> EXERCISE PROMPT
Tally the lines containing the word "JSON", and report the tally alone.

(Extracted records)
* * * * * * *
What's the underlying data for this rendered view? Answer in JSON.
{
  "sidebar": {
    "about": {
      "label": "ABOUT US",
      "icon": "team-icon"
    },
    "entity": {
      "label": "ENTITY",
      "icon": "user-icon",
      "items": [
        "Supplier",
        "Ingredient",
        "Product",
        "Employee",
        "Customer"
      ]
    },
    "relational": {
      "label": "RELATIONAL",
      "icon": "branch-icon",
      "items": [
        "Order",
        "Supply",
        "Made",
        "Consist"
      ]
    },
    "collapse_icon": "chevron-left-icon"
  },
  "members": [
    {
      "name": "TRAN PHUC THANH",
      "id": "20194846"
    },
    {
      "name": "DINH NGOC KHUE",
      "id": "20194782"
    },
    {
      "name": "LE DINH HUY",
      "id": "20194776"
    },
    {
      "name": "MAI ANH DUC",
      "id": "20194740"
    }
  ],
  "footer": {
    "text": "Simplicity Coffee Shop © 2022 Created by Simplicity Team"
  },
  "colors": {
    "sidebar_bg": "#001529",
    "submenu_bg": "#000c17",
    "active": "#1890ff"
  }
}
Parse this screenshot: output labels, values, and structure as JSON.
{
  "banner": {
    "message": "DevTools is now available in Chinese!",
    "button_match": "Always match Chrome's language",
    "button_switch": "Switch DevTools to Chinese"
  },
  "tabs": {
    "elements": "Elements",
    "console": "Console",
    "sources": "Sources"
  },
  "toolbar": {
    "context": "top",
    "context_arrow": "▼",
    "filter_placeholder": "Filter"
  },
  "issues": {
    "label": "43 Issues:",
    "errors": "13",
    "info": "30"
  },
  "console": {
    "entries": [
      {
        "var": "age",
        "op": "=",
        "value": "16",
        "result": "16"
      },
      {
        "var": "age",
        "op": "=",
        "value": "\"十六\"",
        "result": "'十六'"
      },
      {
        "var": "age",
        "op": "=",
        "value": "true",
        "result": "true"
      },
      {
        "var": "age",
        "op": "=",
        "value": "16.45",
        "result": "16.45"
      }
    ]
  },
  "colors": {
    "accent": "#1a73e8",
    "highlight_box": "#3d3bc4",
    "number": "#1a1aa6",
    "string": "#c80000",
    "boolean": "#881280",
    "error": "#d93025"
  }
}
* * * * * * *
> ANSWER TO THE EXERCISE
2